# [What you should do]
Isolate every line in the records below with "nákladní" in it.

**** Supplied material ****

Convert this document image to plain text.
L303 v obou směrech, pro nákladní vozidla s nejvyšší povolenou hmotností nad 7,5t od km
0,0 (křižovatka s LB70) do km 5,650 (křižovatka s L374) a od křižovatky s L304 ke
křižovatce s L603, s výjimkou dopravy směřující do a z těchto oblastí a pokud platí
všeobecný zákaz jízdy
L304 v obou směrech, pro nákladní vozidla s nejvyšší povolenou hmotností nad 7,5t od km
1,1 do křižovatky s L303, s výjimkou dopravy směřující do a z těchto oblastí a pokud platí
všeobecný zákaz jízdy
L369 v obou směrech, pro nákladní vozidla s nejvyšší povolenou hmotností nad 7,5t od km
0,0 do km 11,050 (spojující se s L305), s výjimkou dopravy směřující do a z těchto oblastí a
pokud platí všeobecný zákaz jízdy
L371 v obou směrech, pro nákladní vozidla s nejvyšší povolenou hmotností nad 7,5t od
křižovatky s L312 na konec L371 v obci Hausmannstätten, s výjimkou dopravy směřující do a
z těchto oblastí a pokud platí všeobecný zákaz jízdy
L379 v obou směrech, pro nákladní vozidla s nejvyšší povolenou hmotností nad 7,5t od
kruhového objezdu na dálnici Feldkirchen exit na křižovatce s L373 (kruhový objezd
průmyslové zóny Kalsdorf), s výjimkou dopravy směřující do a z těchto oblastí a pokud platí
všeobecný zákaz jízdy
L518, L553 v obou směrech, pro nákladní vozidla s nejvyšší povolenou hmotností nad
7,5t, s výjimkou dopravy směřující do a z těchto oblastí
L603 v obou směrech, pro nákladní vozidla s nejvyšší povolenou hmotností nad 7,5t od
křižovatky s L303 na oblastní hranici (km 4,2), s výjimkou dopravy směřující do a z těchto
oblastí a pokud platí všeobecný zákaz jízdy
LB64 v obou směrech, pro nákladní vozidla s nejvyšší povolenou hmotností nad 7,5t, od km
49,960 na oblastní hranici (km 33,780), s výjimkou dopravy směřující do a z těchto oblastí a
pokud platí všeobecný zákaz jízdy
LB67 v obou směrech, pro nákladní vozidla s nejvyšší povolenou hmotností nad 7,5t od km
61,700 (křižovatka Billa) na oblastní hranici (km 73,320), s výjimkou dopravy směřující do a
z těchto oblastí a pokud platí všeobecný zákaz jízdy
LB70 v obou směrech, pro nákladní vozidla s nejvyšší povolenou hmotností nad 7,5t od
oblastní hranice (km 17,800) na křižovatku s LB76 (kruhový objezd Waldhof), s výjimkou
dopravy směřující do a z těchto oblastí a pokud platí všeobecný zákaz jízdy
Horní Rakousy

****

# [Response to the exercise]
L303 v obou směrech, pro nákladní vozidla s nejvyšší povolenou hmotností nad 7,5t od km
L304 v obou směrech, pro nákladní vozidla s nejvyšší povolenou hmotností nad 7,5t od km
L369 v obou směrech, pro nákladní vozidla s nejvyšší povolenou hmotností nad 7,5t od km
L371 v obou směrech, pro nákladní vozidla s nejvyšší povolenou hmotností nad 7,5t od
L379 v obou směrech, pro nákladní vozidla s nejvyšší povolenou hmotností nad 7,5t od
L518, L553 v obou směrech, pro nákladní vozidla s nejvyšší povolenou hmotností nad
L603 v obou směrech, pro nákladní vozidla s nejvyšší povolenou hmotností nad 7,5t od
LB64 v obou směrech, pro nákladní vozidla s nejvyšší povolenou hmotností nad 7,5t, od km
LB67 v obou směrech, pro nákladní vozidla s nejvyšší povolenou hmotností nad 7,5t od km
LB70 v obou směrech, pro nákladní vozidla s nejvyšší povolenou hmotností nad 7,5t od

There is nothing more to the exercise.